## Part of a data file
════════════════════

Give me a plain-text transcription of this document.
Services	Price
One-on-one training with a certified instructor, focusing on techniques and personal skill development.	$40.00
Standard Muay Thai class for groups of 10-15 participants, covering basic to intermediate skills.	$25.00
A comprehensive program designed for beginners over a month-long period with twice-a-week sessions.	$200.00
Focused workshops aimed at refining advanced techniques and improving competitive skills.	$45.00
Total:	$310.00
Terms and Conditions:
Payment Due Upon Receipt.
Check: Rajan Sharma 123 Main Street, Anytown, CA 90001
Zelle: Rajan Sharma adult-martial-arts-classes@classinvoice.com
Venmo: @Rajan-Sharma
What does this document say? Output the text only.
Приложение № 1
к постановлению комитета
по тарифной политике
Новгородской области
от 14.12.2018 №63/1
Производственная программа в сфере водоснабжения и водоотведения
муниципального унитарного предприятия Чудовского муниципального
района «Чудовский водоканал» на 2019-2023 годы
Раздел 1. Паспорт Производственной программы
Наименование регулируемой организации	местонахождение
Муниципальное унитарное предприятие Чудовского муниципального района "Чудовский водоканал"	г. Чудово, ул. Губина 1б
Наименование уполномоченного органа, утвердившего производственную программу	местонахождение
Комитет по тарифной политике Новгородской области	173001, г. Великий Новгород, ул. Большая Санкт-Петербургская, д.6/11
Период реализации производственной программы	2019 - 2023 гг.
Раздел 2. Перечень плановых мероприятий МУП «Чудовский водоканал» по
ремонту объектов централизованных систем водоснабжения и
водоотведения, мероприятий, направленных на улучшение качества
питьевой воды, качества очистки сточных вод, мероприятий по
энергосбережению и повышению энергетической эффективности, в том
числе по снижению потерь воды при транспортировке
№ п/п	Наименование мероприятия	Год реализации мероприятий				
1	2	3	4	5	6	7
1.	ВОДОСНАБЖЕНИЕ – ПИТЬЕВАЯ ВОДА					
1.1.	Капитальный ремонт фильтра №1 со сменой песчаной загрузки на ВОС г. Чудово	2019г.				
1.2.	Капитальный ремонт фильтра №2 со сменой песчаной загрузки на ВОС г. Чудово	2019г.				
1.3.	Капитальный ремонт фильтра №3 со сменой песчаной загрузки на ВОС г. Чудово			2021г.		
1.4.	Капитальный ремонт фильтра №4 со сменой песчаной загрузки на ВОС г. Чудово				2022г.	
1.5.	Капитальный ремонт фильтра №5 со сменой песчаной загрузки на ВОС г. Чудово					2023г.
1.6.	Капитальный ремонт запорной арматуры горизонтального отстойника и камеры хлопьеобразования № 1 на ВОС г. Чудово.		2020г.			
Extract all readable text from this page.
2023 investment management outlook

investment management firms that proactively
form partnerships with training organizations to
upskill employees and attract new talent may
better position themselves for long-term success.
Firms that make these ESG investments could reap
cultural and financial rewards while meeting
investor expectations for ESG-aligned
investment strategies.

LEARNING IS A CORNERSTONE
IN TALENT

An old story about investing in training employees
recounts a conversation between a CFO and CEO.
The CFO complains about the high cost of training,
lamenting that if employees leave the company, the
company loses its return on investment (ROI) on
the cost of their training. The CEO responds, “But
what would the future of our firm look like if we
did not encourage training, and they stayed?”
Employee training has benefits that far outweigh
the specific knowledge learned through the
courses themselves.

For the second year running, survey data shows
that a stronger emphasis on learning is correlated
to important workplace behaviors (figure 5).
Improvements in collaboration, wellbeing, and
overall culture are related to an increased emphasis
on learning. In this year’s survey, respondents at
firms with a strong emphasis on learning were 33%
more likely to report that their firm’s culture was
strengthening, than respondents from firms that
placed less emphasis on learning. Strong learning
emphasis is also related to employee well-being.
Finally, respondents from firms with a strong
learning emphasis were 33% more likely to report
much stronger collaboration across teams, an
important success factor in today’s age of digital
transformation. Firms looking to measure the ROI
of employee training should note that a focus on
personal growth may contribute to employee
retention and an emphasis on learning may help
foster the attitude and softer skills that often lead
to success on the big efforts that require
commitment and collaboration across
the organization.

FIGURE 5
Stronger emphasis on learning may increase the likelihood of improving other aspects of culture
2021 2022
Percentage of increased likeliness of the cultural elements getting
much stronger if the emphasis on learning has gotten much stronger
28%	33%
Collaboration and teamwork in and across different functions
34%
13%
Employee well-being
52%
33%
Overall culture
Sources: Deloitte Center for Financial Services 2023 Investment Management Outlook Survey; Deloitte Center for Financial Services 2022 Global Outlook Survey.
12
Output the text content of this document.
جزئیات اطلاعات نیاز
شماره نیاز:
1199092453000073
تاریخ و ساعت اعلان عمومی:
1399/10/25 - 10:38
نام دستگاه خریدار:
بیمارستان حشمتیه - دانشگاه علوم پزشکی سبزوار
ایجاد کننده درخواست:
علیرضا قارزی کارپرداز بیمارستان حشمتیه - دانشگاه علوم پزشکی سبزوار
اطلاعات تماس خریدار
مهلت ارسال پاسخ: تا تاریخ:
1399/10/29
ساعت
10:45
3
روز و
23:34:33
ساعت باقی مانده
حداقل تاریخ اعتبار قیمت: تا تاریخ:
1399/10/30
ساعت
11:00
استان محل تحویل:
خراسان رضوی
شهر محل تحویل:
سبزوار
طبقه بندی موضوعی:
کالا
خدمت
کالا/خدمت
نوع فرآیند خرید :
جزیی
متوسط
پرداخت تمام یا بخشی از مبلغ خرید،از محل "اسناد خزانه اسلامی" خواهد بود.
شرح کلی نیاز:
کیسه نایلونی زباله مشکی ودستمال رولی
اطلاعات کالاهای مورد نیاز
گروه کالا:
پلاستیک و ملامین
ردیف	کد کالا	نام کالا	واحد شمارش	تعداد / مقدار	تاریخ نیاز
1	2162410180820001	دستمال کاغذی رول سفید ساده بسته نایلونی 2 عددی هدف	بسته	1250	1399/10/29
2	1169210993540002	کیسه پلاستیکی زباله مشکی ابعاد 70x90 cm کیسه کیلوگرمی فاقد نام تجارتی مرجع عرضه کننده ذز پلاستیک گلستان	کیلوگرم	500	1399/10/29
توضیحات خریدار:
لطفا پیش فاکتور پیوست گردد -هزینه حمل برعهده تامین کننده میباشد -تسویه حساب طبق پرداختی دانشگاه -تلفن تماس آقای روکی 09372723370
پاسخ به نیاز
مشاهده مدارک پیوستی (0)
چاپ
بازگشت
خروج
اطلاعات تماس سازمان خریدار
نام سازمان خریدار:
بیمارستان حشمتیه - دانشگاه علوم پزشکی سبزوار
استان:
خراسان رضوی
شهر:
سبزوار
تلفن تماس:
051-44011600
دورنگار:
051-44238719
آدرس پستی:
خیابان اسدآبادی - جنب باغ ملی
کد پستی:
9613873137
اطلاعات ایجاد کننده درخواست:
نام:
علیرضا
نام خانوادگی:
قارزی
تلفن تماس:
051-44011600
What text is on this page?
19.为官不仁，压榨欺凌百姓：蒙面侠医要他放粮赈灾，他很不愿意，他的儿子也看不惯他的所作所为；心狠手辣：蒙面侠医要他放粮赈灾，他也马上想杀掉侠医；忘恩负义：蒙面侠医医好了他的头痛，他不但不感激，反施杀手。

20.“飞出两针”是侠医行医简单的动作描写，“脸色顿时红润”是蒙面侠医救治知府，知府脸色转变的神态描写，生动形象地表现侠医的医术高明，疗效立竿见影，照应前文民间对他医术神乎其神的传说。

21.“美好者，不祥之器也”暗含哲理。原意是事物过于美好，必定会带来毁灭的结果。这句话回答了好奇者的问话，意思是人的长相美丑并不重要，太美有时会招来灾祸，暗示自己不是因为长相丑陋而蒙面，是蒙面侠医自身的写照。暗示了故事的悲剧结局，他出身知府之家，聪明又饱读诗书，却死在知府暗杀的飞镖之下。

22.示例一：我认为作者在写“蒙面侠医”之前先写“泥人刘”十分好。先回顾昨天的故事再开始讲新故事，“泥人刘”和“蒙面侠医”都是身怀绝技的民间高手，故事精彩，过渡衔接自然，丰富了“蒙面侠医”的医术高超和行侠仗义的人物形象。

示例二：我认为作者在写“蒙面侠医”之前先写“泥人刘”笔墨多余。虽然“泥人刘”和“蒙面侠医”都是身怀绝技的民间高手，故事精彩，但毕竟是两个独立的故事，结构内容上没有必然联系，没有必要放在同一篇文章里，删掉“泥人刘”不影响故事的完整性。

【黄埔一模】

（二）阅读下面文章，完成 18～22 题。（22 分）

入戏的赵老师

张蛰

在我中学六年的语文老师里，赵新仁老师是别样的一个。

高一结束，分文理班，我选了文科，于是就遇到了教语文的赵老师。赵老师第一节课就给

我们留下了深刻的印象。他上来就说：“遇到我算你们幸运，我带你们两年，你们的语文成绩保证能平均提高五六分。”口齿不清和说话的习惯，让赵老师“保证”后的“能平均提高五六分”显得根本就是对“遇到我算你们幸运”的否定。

════════════════════

## REQUIRED TASK
Which lines run from the one containing "What text is on this page?" to the end of the entries above? Quote exactly those, and only those.

## TASK SOLUTION
What text is on this page?
19.为官不仁，压榨欺凌百姓：蒙面侠医要他放粮赈灾，他很不愿意，他的儿子也看不惯他的所作所为；心狠手辣：蒙面侠医要他放粮赈灾，他也马上想杀掉侠医；忘恩负义：蒙面侠医医好了他的头痛，他不但不感激，反施杀手。

20.“飞出两针”是侠医行医简单的动作描写，“脸色顿时红润”是蒙面侠医救治知府，知府脸色转变的神态描写，生动形象地表现侠医的医术高明，疗效立竿见影，照应前文民间对他医术神乎其神的传说。

21.“美好者，不祥之器也”暗含哲理。原意是事物过于美好，必定会带来毁灭的结果。这句话回答了好奇者的问话，意思是人的长相美丑并不重要，太美有时会招来灾祸，暗示自己不是因为长相丑陋而蒙面，是蒙面侠医自身的写照。暗示了故事的悲剧结局，他出身知府之家，聪明又饱读诗书，却死在知府暗杀的飞镖之下。

22.示例一：我认为作者在写“蒙面侠医”之前先写“泥人刘”十分好。先回顾昨天的故事再开始讲新故事，“泥人刘”和“蒙面侠医”都是身怀绝技的民间高手，故事精彩，过渡衔接自然，丰富了“蒙面侠医”的医术高超和行侠仗义的人物形象。

示例二：我认为作者在写“蒙面侠医”之前先写“泥人刘”笔墨多余。虽然“泥人刘”和“蒙面侠医”都是身怀绝技的民间高手，故事精彩，但毕竟是两个独立的故事，结构内容上没有必然联系，没有必要放在同一篇文章里，删掉“泥人刘”不影响故事的完整性。

【黄埔一模】

（二）阅读下面文章，完成 18～22 题。（22 分）

入戏的赵老师

张蛰

在我中学六年的语文老师里，赵新仁老师是别样的一个。

高一结束，分文理班，我选了文科，于是就遇到了教语文的赵老师。赵老师第一节课就给

我们留下了深刻的印象。他上来就说：“遇到我算你们幸运，我带你们两年，你们的语文成绩保证能平均提高五六分。”口齿不清和说话的习惯，让赵老师“保证”后的“能平均提高五六分”显得根本就是对“遇到我算你们幸运”的否定。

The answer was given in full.